# [Provided records]
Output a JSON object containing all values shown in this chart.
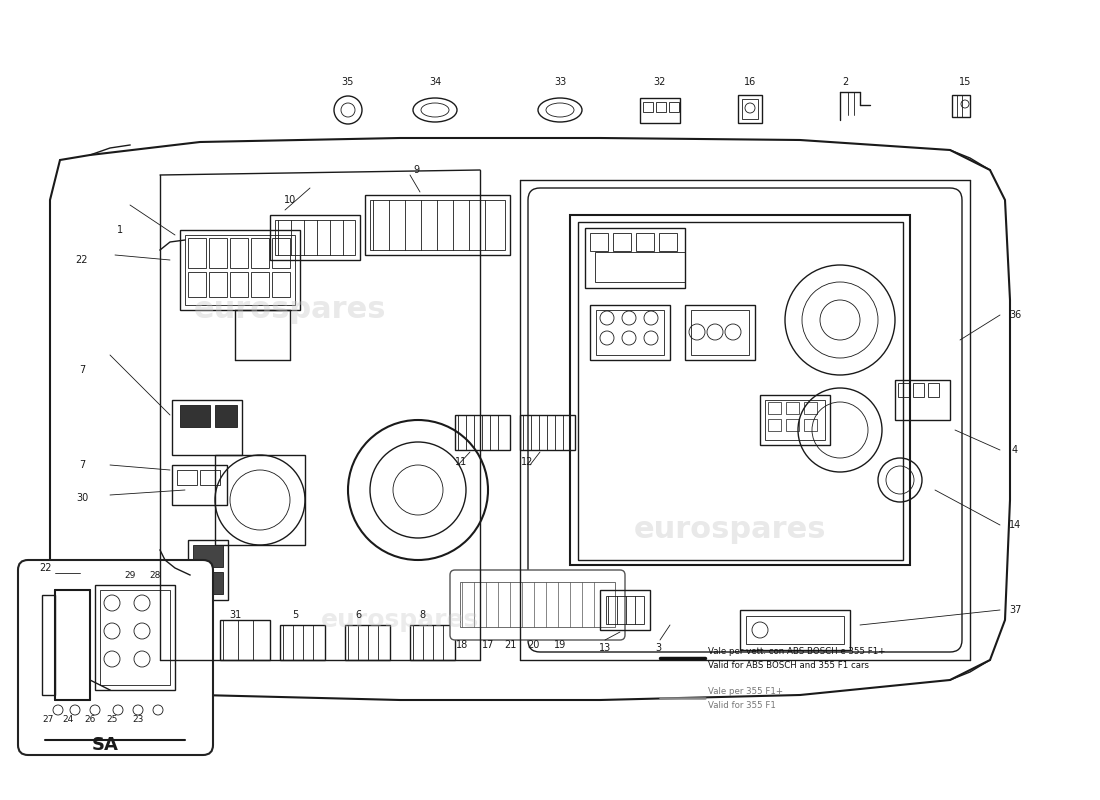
{
  "bg_color": "#ffffff",
  "diagram_color": "#1a1a1a",
  "wm_color": "#cccccc",
  "legend": {
    "line1_it": "Vale per vett. con ABS BOSCH e 355 F1+",
    "line1_en": "Valid for ABS BOSCH and 355 F1 cars",
    "line2_it": "Vale per 355 F1+",
    "line2_en": "Valid for 355 F1",
    "lc1": "#111111",
    "lc2": "#888888"
  }
}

# [Exercise instructions]
Go through the material above and print all of it exactly, except the pictures.

# [Worked solution]
Output a JSON object containing all values shown in this chart.
{
  "bg_color": "#ffffff",
  "diagram_color": "#1a1a1a",
  "wm_color": "#cccccc",
  "legend": {
    "line1_it": "Vale per vett. con ABS BOSCH e 355 F1+",
    "line1_en": "Valid for ABS BOSCH and 355 F1 cars",
    "line2_it": "Vale per 355 F1+",
    "line2_en": "Valid for 355 F1",
    "lc1": "#111111",
    "lc2": "#888888"
  }
}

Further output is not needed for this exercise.